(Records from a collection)

--------------------

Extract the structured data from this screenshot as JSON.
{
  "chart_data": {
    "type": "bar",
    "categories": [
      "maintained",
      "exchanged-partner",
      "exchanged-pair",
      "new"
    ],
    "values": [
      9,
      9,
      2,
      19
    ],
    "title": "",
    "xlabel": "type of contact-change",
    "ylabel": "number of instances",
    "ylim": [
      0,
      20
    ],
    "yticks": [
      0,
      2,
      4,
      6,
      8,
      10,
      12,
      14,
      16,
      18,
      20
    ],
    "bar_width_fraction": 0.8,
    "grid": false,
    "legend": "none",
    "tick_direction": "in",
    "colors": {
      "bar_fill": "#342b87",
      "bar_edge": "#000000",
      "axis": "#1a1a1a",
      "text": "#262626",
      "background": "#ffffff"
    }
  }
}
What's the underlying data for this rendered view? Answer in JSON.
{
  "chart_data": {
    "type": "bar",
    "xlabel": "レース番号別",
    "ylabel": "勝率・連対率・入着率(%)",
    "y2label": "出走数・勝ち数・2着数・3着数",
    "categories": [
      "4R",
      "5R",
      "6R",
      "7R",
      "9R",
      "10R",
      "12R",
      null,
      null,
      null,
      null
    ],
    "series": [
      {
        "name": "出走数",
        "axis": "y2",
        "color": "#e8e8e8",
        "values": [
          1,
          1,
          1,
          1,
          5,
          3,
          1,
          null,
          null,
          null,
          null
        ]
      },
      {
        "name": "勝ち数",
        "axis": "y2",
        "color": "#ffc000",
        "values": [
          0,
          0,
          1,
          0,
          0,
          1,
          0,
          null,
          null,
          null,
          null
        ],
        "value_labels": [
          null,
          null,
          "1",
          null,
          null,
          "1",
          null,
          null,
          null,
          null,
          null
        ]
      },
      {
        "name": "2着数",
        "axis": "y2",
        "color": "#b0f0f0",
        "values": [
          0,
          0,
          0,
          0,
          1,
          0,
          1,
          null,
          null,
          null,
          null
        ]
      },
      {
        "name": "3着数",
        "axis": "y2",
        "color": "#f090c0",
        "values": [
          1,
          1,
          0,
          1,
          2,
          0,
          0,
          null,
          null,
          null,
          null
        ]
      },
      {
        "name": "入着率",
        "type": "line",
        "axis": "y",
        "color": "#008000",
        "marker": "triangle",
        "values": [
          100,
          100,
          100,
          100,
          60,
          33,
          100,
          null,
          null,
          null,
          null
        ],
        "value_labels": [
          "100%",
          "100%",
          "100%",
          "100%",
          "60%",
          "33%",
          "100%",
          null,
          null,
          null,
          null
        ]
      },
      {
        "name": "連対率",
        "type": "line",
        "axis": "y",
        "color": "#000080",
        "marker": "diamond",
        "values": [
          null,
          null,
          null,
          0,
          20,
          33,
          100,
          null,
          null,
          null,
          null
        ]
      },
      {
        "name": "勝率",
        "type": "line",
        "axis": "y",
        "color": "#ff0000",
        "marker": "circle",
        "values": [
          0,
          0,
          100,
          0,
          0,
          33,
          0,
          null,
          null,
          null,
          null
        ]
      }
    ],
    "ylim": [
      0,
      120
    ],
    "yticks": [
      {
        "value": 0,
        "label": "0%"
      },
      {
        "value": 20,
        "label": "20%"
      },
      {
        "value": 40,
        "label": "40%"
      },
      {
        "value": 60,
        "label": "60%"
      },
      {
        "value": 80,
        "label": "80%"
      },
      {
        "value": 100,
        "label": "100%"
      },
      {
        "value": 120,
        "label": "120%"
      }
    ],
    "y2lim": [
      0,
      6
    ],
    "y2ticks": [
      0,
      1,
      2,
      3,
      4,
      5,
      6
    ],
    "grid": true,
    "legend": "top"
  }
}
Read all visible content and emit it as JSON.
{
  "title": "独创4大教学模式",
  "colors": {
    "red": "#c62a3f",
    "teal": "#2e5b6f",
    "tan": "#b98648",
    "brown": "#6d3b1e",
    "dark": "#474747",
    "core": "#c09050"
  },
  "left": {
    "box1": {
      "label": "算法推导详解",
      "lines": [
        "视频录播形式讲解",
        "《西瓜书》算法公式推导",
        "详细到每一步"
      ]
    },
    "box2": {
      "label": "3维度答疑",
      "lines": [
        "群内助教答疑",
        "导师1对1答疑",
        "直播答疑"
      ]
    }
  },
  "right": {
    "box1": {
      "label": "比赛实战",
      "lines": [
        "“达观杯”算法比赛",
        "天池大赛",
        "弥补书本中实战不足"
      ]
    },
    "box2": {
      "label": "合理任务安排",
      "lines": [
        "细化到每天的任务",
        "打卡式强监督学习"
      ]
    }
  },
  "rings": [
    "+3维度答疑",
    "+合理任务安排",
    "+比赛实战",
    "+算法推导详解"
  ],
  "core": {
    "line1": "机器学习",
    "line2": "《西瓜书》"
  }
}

--------------------

* _What you need to do_: Repeat the data in its entirety, character for character.

* _Complete response_:
Extract the structured data from this screenshot as JSON.
{
  "chart_data": {
    "type": "bar",
    "categories": [
      "maintained",
      "exchanged-partner",
      "exchanged-pair",
      "new"
    ],
    "values": [
      9,
      9,
      2,
      19
    ],
    "title": "",
    "xlabel": "type of contact-change",
    "ylabel": "number of instances",
    "ylim": [
      0,
      20
    ],
    "yticks": [
      0,
      2,
      4,
      6,
      8,
      10,
      12,
      14,
      16,
      18,
      20
    ],
    "bar_width_fraction": 0.8,
    "grid": false,
    "legend": "none",
    "tick_direction": "in",
    "colors": {
      "bar_fill": "#342b87",
      "bar_edge": "#000000",
      "axis": "#1a1a1a",
      "text": "#262626",
      "background": "#ffffff"
    }
  }
}
What's the underlying data for this rendered view? Answer in JSON.
{
  "chart_data": {
    "type": "bar",
    "xlabel": "レース番号別",
    "ylabel": "勝率・連対率・入着率(%)",
    "y2label": "出走数・勝ち数・2着数・3着数",
    "categories": [
      "4R",
      "5R",
      "6R",
      "7R",
      "9R",
      "10R",
      "12R",
      null,
      null,
      null,
      null
    ],
    "series": [
      {
        "name": "出走数",
        "axis": "y2",
        "color": "#e8e8e8",
        "values": [
          1,
          1,
          1,
          1,
          5,
          3,
          1,
          null,
          null,
          null,
          null
        ]
      },
      {
        "name": "勝ち数",
        "axis": "y2",
        "color": "#ffc000",
        "values": [
          0,
          0,
          1,
          0,
          0,
          1,
          0,
          null,
          null,
          null,
          null
        ],
        "value_labels": [
          null,
          null,
          "1",
          null,
          null,
          "1",
          null,
          null,
          null,
          null,
          null
        ]
      },
      {
        "name": "2着数",
        "axis": "y2",
        "color": "#b0f0f0",
        "values": [
          0,
          0,
          0,
          0,
          1,
          0,
          1,
          null,
          null,
          null,
          null
        ]
      },
      {
        "name": "3着数",
        "axis": "y2",
        "color": "#f090c0",
        "values": [
          1,
          1,
          0,
          1,
          2,
          0,
          0,
          null,
          null,
          null,
          null
        ]
      },
      {
        "name": "入着率",
        "type": "line",
        "axis": "y",
        "color": "#008000",
        "marker": "triangle",
        "values": [
          100,
          100,
          100,
          100,
          60,
          33,
          100,
          null,
          null,
          null,
          null
        ],
        "value_labels": [
          "100%",
          "100%",
          "100%",
          "100%",
          "60%",
          "33%",
          "100%",
          null,
          null,
          null,
          null
        ]
      },
      {
        "name": "連対率",
        "type": "line",
        "axis": "y",
        "color": "#000080",
        "marker": "diamond",
        "values": [
          null,
          null,
          null,
          0,
          20,
          33,
          100,
          null,
          null,
          null,
          null
        ]
      },
      {
        "name": "勝率",
        "type": "line",
        "axis": "y",
        "color": "#ff0000",
        "marker": "circle",
        "values": [
          0,
          0,
          100,
          0,
          0,
          33,
          0,
          null,
          null,
          null,
          null
        ]
      }
    ],
    "ylim": [
      0,
      120
    ],
    "yticks": [
      {
        "value": 0,
        "label": "0%"
      },
      {
        "value": 20,
        "label": "20%"
      },
      {
        "value": 40,
        "label": "40%"
      },
      {
        "value": 60,
        "label": "60%"
      },
      {
        "value": 80,
        "label": "80%"
      },
      {
        "value": 100,
        "label": "100%"
      },
      {
        "value": 120,
        "label": "120%"
      }
    ],
    "y2lim": [
      0,
      6
    ],
    "y2ticks": [
      0,
      1,
      2,
      3,
      4,
      5,
      6
    ],
    "grid": true,
    "legend": "top"
  }
}
Read all visible content and emit it as JSON.
{
  "title": "独创4大教学模式",
  "colors": {
    "red": "#c62a3f",
    "teal": "#2e5b6f",
    "tan": "#b98648",
    "brown": "#6d3b1e",
    "dark": "#474747",
    "core": "#c09050"
  },
  "left": {
    "box1": {
      "label": "算法推导详解",
      "lines": [
        "视频录播形式讲解",
        "《西瓜书》算法公式推导",
        "详细到每一步"
      ]
    },
    "box2": {
      "label": "3维度答疑",
      "lines": [
        "群内助教答疑",
        "导师1对1答疑",
        "直播答疑"
      ]
    }
  },
  "right": {
    "box1": {
      "label": "比赛实战",
      "lines": [
        "“达观杯”算法比赛",
        "天池大赛",
        "弥补书本中实战不足"
      ]
    },
    "box2": {
      "label": "合理任务安排",
      "lines": [
        "细化到每天的任务",
        "打卡式强监督学习"
      ]
    }
  },
  "rings": [
    "+3维度答疑",
    "+合理任务安排",
    "+比赛实战",
    "+算法推导详解"
  ],
  "core": {
    "line1": "机器学习",
    "line2": "《西瓜书》"
  }
}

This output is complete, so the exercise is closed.